▸ **Requirements**
List every line in this data where the string "CAPI" occurs.

▸ **Data entries**
<<<<
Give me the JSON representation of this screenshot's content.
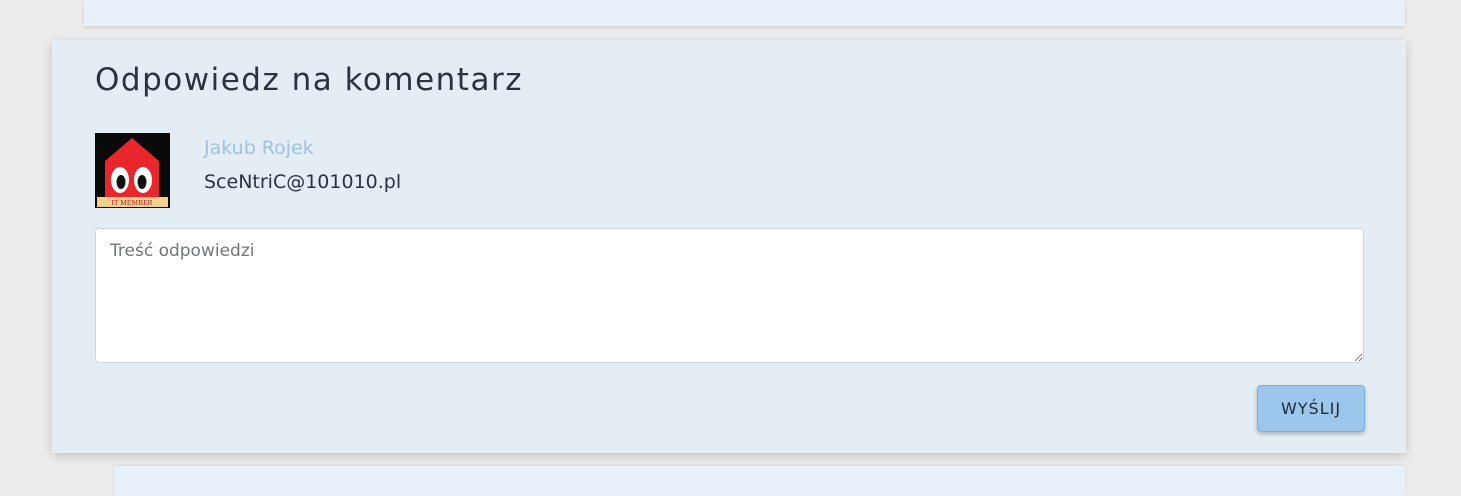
{
  "reply_form": {
    "title": "Odpowiedz na komentarz",
    "author": {
      "name": "Jakub Rojek",
      "email": "SceNtriC@101010.pl",
      "avatar_badge": "IT MEMBER"
    },
    "textarea": {
      "placeholder": "Treść odpowiedzi",
      "value": ""
    },
    "submit_label": "WYŚLIJ"
  },
  "colors": {
    "panel_bg": "#e4ecf4",
    "author_name": "#9fc2e0",
    "button_bg": "#9cc6ec",
    "avatar_red": "#e8262b"
  },
  "icons": {
    "top_card": "chevron-down-icon"
  }
}
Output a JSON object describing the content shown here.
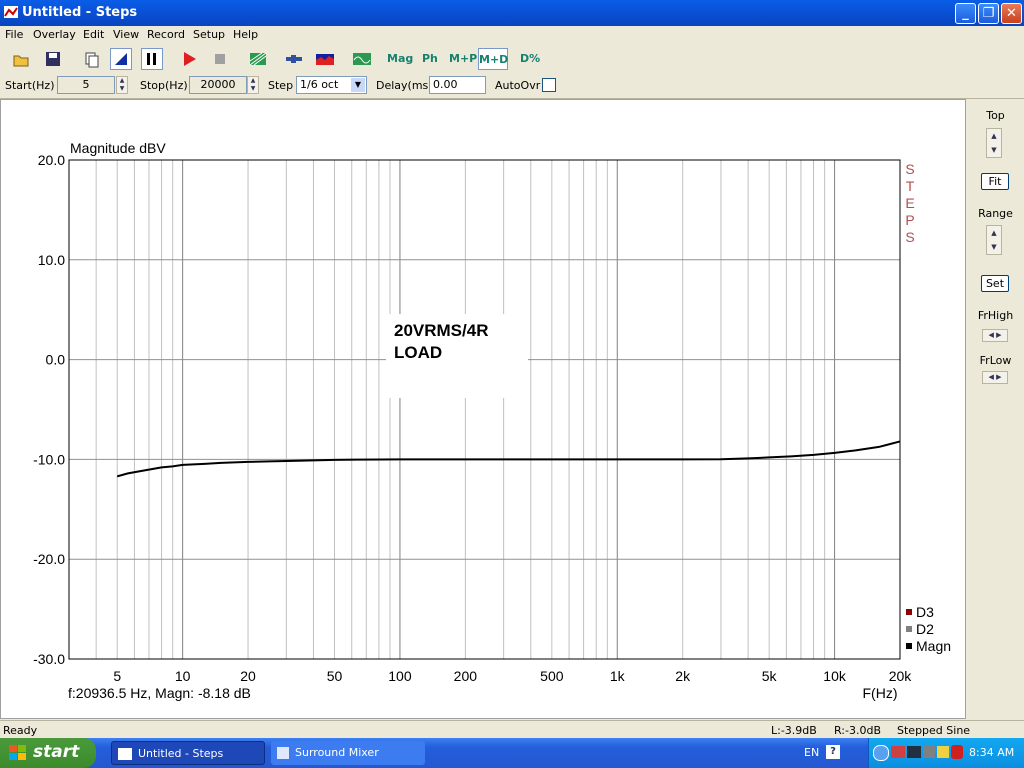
{
  "window": {
    "title": "Untitled - Steps"
  },
  "menu": [
    "File",
    "Overlay",
    "Edit",
    "View",
    "Record",
    "Setup",
    "Help"
  ],
  "toolbar": {
    "mag": "Mag",
    "ph": "Ph",
    "mp": "M+P",
    "md": "M+D",
    "dpct": "D%"
  },
  "params": {
    "start_label": "Start(Hz)",
    "start_value": "5",
    "stop_label": "Stop(Hz)",
    "stop_value": "20000",
    "step_label": "Step",
    "step_value": "1/6 oct",
    "delay_label": "Delay(ms)",
    "delay_value": "0.00",
    "autoovr_label": "AutoOvr",
    "autoovr_checked": false
  },
  "right_panel": {
    "top_label": "Top",
    "fit_label": "Fit",
    "range_label": "Range",
    "set_label": "Set",
    "frhigh_label": "FrHigh",
    "frlow_label": "FrLow"
  },
  "chart_data": {
    "type": "line",
    "title": "Magnitude dBV",
    "watermark": "STEPS",
    "annotation": [
      "20VRMS/4R",
      "LOAD"
    ],
    "xlabel": "F(Hz)",
    "x_scale": "log",
    "xlim": [
      3,
      20000
    ],
    "ylim": [
      -30,
      20
    ],
    "yticks": [
      "20.0",
      "10.0",
      "0.0",
      "-10.0",
      "-20.0",
      "-30.0"
    ],
    "xticks": [
      {
        "v": 5,
        "l": "5"
      },
      {
        "v": 10,
        "l": "10"
      },
      {
        "v": 20,
        "l": "20"
      },
      {
        "v": 50,
        "l": "50"
      },
      {
        "v": 100,
        "l": "100"
      },
      {
        "v": 200,
        "l": "200"
      },
      {
        "v": 500,
        "l": "500"
      },
      {
        "v": 1000,
        "l": "1k"
      },
      {
        "v": 2000,
        "l": "2k"
      },
      {
        "v": 5000,
        "l": "5k"
      },
      {
        "v": 10000,
        "l": "10k"
      },
      {
        "v": 20000,
        "l": "20k"
      }
    ],
    "grid": true,
    "legend": {
      "position": "bottom-right",
      "items": [
        {
          "name": "D3",
          "color": "#8b0000"
        },
        {
          "name": "D2",
          "color": "#808080"
        },
        {
          "name": "Magn",
          "color": "#000000"
        }
      ]
    },
    "series": [
      {
        "name": "Magn",
        "color": "#000000",
        "x": [
          5,
          5.6,
          6.3,
          7.1,
          8,
          9,
          10,
          12.6,
          15,
          20,
          25,
          32,
          40,
          50,
          63,
          100,
          200,
          500,
          1000,
          2000,
          3000,
          4000,
          5000,
          6300,
          8000,
          10000,
          12500,
          16000,
          20000
        ],
        "y": [
          -11.7,
          -11.4,
          -11.2,
          -11.0,
          -10.8,
          -10.7,
          -10.55,
          -10.45,
          -10.35,
          -10.25,
          -10.2,
          -10.15,
          -10.1,
          -10.05,
          -10.02,
          -10.0,
          -10.0,
          -10.0,
          -10.0,
          -10.0,
          -9.98,
          -9.9,
          -9.8,
          -9.7,
          -9.55,
          -9.35,
          -9.1,
          -8.75,
          -8.2
        ]
      }
    ],
    "cursor_readout": "f:20936.5 Hz, Magn: -8.18 dB"
  },
  "status": {
    "left": "Ready",
    "l": "L:-3.9dB",
    "r": "R:-3.0dB",
    "mode": "Stepped Sine Response"
  },
  "taskbar": {
    "start": "start",
    "task1": "Untitled - Steps",
    "task2": "Surround Mixer",
    "lang": "EN",
    "clock": "8:34 AM"
  }
}
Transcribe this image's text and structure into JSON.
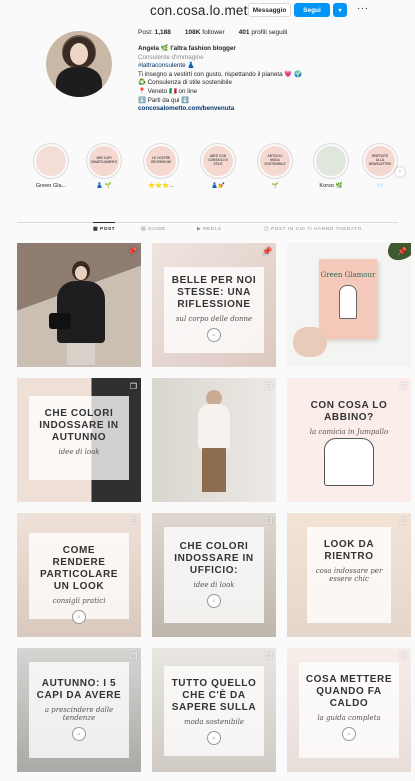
{
  "header": {
    "username": "con.cosa.lo.metto",
    "message_label": "Messaggio",
    "follow_label": "Segui",
    "suggest_icon": "▾",
    "more_icon": "···"
  },
  "stats": {
    "posts": "1,188",
    "posts_label": "Post:",
    "followers": "108K",
    "followers_label": "follower",
    "following": "401",
    "following_label": "profili seguiti"
  },
  "bio": {
    "name": "Angela 🌿 l'altra fashion blogger",
    "category": "Consulente d'immagine",
    "line1": "#laltraconsulente 👗",
    "line2": "Ti insegno a vestirti con gusto, rispettando il pianeta 💗 🌍",
    "line3": "♻️ Consulenza di stile sostenibile",
    "line4": "📍 Veneto 🇮🇹 on line",
    "line5": "⬇️ Parti da qui ⬇️",
    "link": "concosalometto.com/benvenuta"
  },
  "highlights": [
    {
      "inner": "",
      "label": "Green Gla..."
    },
    {
      "inner": "MIEI CAPI SMARTUAMENTI",
      "label": "👗 🌱"
    },
    {
      "inner": "LE VOSTRE RECENSIONI",
      "label": "⭐⭐⭐..."
    },
    {
      "inner": "ABITI CON CONSIGLI DI STILE",
      "label": "👗💅"
    },
    {
      "inner": "ARTICOLI MODA SOSTENIBILE",
      "label": "🌱"
    },
    {
      "inner": "",
      "label": "Korso 🌿"
    },
    {
      "inner": "RISPOSTE ALLA NEWSLETTER",
      "label": "📨"
    }
  ],
  "tabs": {
    "posts": "POST",
    "guides": "GUIDE",
    "reels": "REELS",
    "tagged": "POST IN CUI TI HANNO TAGGATO"
  },
  "posts": [
    {
      "title": "",
      "sub": ""
    },
    {
      "title": "BELLE PER NOI STESSE: UNA RIFLESSIONE",
      "sub": "sul corpo delle donne"
    },
    {
      "title": "Green Glamour",
      "sub": ""
    },
    {
      "title": "CHE COLORI INDOSSARE IN AUTUNNO",
      "sub": "idee di look"
    },
    {
      "title": "",
      "sub": ""
    },
    {
      "title": "CON COSA LO ABBINO?",
      "sub": "la camicia in Jumpallo"
    },
    {
      "title": "COME RENDERE PARTICOLARE UN LOOK",
      "sub": "consigli pratici"
    },
    {
      "title": "CHE COLORI INDOSSARE IN UFFICIO:",
      "sub": "idee di look"
    },
    {
      "title": "LOOK DA RIENTRO",
      "sub": "cosa indossare per essere chic"
    },
    {
      "title": "AUTUNNO: I 5 CAPI DA AVERE",
      "sub": "a prescindere dalle tendenze"
    },
    {
      "title": "TUTTO QUELLO CHE C'È DA SAPERE SULLA",
      "sub": "moda sostenibile"
    },
    {
      "title": "COSA METTERE QUANDO FA CALDO",
      "sub": "la guida completa"
    }
  ]
}
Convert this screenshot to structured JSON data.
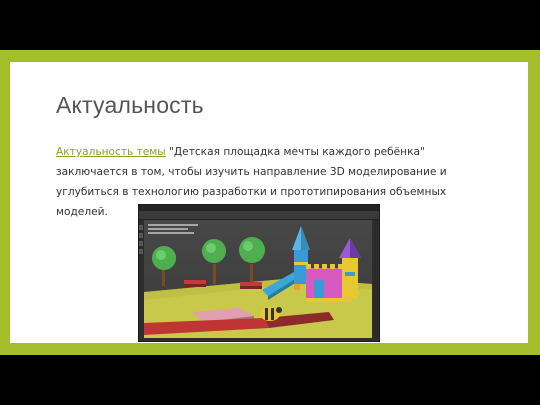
{
  "slide": {
    "title": "Актуальность",
    "link_text": "Актуальность темы",
    "body_text": " \"Детская площадка мечты каждого ребёнка\" заключается в том,  чтобы изучить направление 3D моделирование и углубиться в технологию разработки и прототипирования объемных моделей."
  },
  "colors": {
    "frame": "#a4bd2a",
    "link": "#8aa326",
    "title": "#555555"
  },
  "screenshot": {
    "app": "Blender 3D viewport",
    "icons": [
      "tree-icon",
      "tower-icon",
      "slide-icon",
      "bench-icon",
      "bee-icon"
    ]
  }
}
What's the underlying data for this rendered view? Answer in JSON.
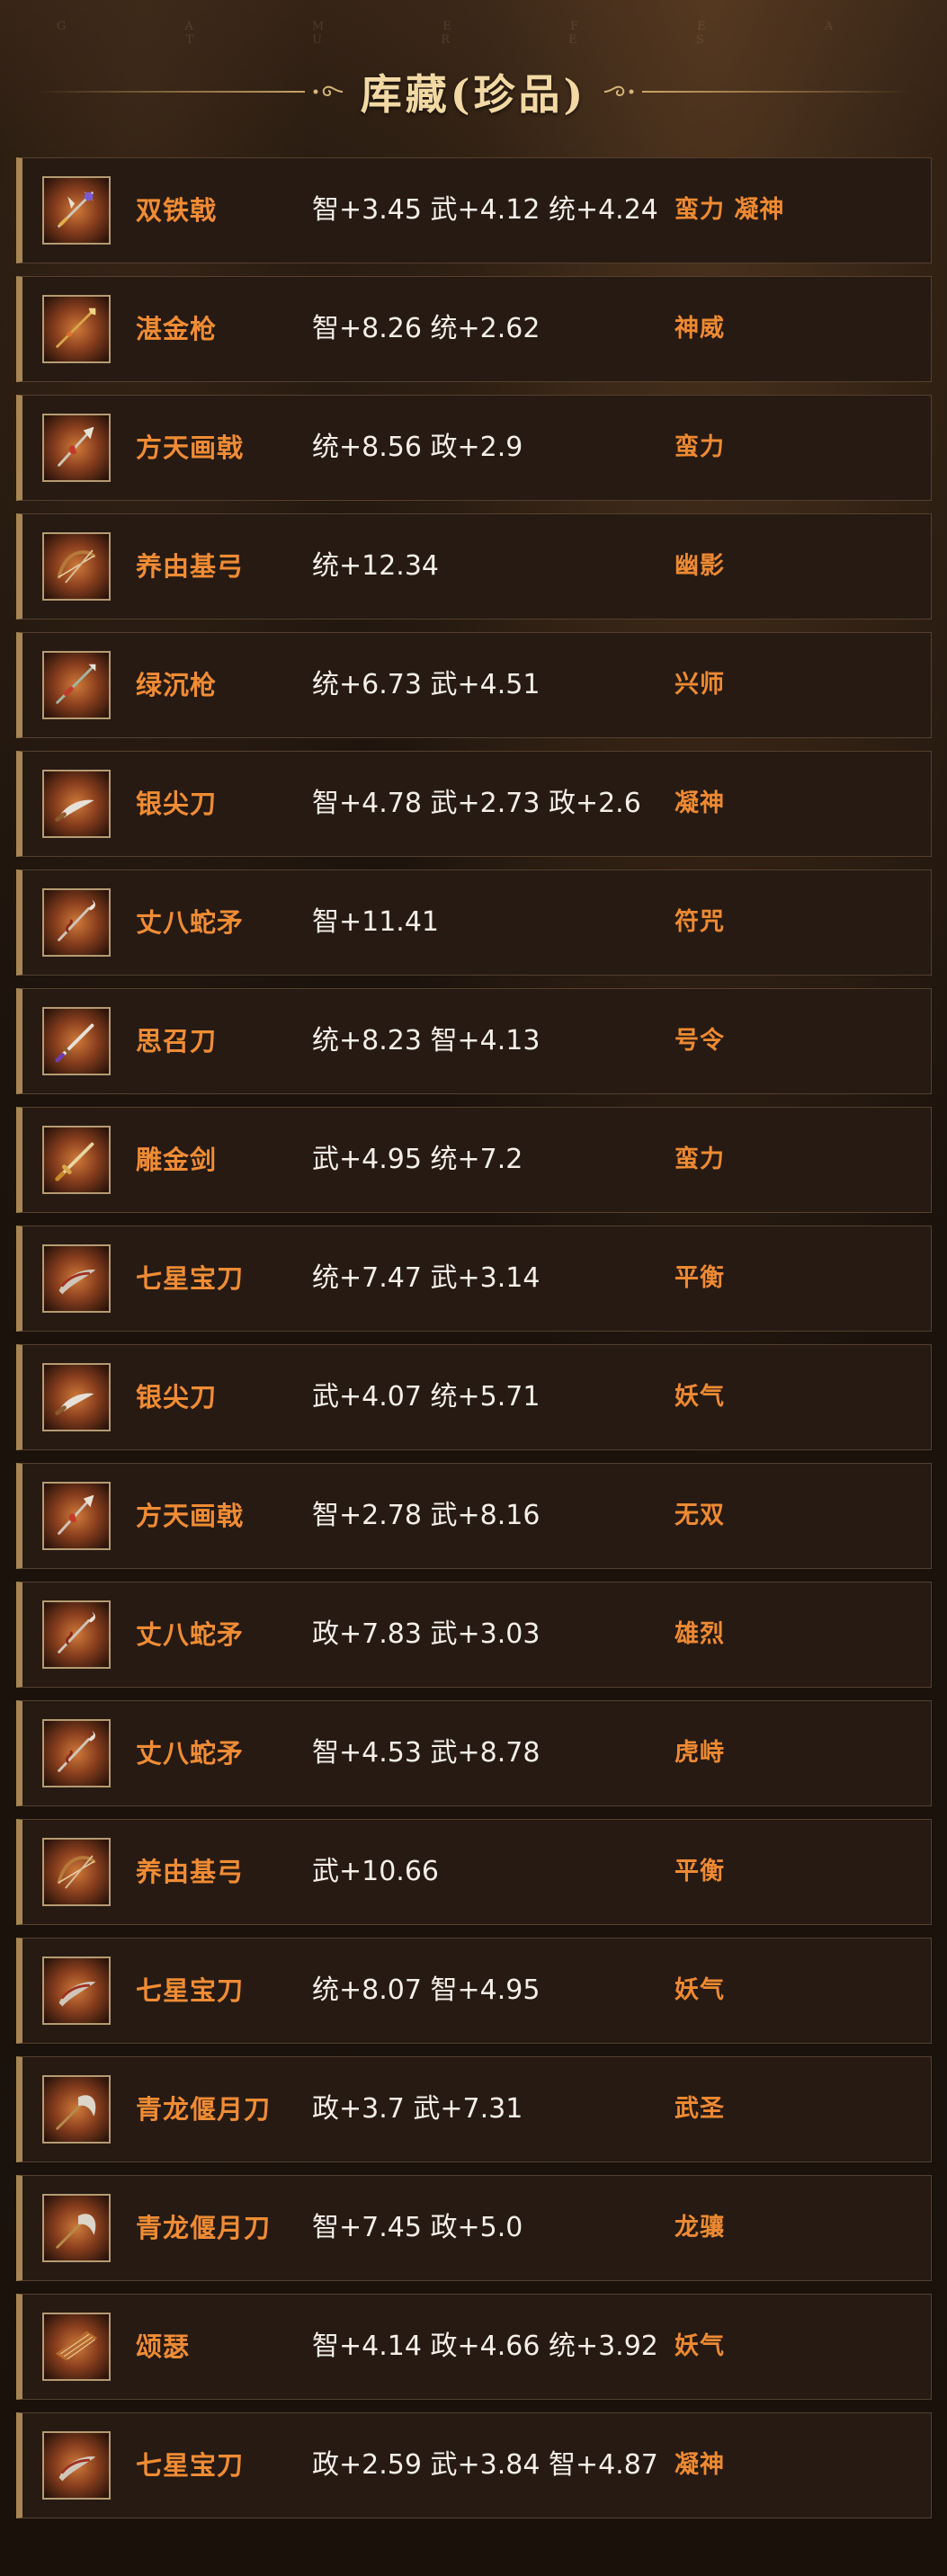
{
  "header": {
    "features_text": "G A M E  F E A T U R E S",
    "title": "库藏(珍品)"
  },
  "items": [
    {
      "name": "双铁戟",
      "stats": "智+3.45 武+4.12 统+4.24",
      "traits": "蛮力 凝神",
      "icon": "double-halberd-icon"
    },
    {
      "name": "湛金枪",
      "stats": "智+8.26 统+2.62",
      "traits": "神威",
      "icon": "golden-spear-icon"
    },
    {
      "name": "方天画戟",
      "stats": "统+8.56 政+2.9",
      "traits": "蛮力",
      "icon": "halberd-icon"
    },
    {
      "name": "养由基弓",
      "stats": "统+12.34",
      "traits": "幽影",
      "icon": "bow-icon"
    },
    {
      "name": "绿沉枪",
      "stats": "统+6.73 武+4.51",
      "traits": "兴师",
      "icon": "spear-icon"
    },
    {
      "name": "银尖刀",
      "stats": "智+4.78 武+2.73 政+2.6",
      "traits": "凝神",
      "icon": "silver-blade-icon"
    },
    {
      "name": "丈八蛇矛",
      "stats": "智+11.41",
      "traits": "符咒",
      "icon": "serpent-spear-icon"
    },
    {
      "name": "思召刀",
      "stats": "统+8.23 智+4.13",
      "traits": "号令",
      "icon": "sword-icon"
    },
    {
      "name": "雕金剑",
      "stats": "武+4.95 统+7.2",
      "traits": "蛮力",
      "icon": "gold-sword-icon"
    },
    {
      "name": "七星宝刀",
      "stats": "统+7.47 武+3.14",
      "traits": "平衡",
      "icon": "seven-star-blade-icon"
    },
    {
      "name": "银尖刀",
      "stats": "武+4.07 统+5.71",
      "traits": "妖气",
      "icon": "silver-blade-icon"
    },
    {
      "name": "方天画戟",
      "stats": "智+2.78 武+8.16",
      "traits": "无双",
      "icon": "halberd-icon"
    },
    {
      "name": "丈八蛇矛",
      "stats": "政+7.83 武+3.03",
      "traits": "雄烈",
      "icon": "serpent-spear-icon"
    },
    {
      "name": "丈八蛇矛",
      "stats": "智+4.53 武+8.78",
      "traits": "虎峙",
      "icon": "serpent-spear-icon"
    },
    {
      "name": "养由基弓",
      "stats": "武+10.66",
      "traits": "平衡",
      "icon": "bow-icon"
    },
    {
      "name": "七星宝刀",
      "stats": "统+8.07 智+4.95",
      "traits": "妖气",
      "icon": "seven-star-blade-icon"
    },
    {
      "name": "青龙偃月刀",
      "stats": "政+3.7 武+7.31",
      "traits": "武圣",
      "icon": "crescent-glaive-icon"
    },
    {
      "name": "青龙偃月刀",
      "stats": "智+7.45 政+5.0",
      "traits": "龙骧",
      "icon": "crescent-glaive-icon"
    },
    {
      "name": "颂瑟",
      "stats": "智+4.14 政+4.66 统+3.92",
      "traits": "妖气",
      "icon": "zither-icon"
    },
    {
      "name": "七星宝刀",
      "stats": "政+2.59 武+3.84 智+4.87",
      "traits": "凝神",
      "icon": "seven-star-blade-icon"
    }
  ],
  "colors": {
    "background": "#1b120c",
    "row_background": "#261a13",
    "row_accent": "#a78653",
    "name": "#f08c34",
    "trait": "#ee8a32",
    "stats": "#f4efe8",
    "title": "#f2d9a4"
  }
}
>>>>
▸ **Finished answer**
      "inner": "MIEI CAPI SMARTUAMENTI",
      "title": "AUTUNNO: I 5 CAPI DA AVERE",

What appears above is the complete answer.